_GIVEN INSTRUCTION_
Gather all lines in the entries that include the word "PRDO".

_EXERCISE INPUTS_
—————

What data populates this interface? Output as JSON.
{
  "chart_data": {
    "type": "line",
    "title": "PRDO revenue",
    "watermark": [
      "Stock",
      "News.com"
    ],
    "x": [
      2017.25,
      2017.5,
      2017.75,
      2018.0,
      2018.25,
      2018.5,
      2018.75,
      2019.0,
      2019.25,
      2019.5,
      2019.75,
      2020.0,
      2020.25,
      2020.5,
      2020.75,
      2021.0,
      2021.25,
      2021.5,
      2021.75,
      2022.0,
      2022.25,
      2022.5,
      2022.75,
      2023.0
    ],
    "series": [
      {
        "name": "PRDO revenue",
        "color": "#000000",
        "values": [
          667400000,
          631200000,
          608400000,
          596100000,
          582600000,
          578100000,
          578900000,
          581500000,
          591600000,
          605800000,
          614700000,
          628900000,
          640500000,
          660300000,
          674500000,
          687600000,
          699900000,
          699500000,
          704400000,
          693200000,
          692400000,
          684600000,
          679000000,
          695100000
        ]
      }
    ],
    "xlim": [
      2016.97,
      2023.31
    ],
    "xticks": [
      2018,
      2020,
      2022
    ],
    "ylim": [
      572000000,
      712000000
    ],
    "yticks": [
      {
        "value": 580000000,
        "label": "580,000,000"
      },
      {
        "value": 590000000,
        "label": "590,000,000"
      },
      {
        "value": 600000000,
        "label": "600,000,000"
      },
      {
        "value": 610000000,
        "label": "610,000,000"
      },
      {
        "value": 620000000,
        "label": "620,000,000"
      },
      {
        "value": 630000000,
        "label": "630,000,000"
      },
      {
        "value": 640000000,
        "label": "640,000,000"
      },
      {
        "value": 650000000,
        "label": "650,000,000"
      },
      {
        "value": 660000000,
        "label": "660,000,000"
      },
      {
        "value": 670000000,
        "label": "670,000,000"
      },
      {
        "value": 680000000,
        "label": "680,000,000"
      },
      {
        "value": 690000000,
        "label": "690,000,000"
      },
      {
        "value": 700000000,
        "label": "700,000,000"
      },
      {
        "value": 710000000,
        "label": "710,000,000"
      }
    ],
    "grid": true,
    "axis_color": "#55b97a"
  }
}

—————

_WRITTEN SOLUTION_
    "title": "PRDO revenue",
        "name": "PRDO revenue",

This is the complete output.